- What you are asked to do: Scan the data below for the string "style". Copy every line where it appears.

- Records for the exercise:
····················

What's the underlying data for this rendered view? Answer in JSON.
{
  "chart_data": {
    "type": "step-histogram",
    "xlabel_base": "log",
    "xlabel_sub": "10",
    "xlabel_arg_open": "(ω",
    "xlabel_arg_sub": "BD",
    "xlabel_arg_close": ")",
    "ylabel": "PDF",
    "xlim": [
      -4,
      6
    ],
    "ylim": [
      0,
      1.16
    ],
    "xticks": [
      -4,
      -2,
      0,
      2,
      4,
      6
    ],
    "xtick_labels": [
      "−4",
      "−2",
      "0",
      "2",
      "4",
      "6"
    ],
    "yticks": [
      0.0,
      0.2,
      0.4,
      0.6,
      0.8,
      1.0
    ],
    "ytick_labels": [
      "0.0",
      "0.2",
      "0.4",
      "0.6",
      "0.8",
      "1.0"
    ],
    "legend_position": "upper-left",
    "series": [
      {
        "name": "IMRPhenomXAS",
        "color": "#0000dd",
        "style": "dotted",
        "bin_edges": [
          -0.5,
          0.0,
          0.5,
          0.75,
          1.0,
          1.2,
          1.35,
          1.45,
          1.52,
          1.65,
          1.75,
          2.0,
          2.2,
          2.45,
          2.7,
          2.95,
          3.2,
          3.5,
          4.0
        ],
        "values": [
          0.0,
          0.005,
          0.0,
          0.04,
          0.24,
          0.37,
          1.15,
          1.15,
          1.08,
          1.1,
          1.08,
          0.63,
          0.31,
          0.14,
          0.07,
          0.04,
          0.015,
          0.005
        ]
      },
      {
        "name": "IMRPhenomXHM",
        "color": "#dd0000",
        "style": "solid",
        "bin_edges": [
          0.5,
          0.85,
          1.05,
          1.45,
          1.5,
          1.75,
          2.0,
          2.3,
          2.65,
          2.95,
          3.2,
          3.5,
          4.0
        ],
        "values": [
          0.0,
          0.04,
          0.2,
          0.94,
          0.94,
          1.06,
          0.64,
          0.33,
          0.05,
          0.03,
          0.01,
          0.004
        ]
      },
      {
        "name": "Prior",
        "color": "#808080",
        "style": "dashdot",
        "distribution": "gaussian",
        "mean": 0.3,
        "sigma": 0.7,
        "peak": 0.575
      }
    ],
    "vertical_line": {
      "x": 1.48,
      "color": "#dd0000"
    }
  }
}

····················

- Result of the task:
        "style": "dotted",
        "style": "solid",
        "style": "dashdot",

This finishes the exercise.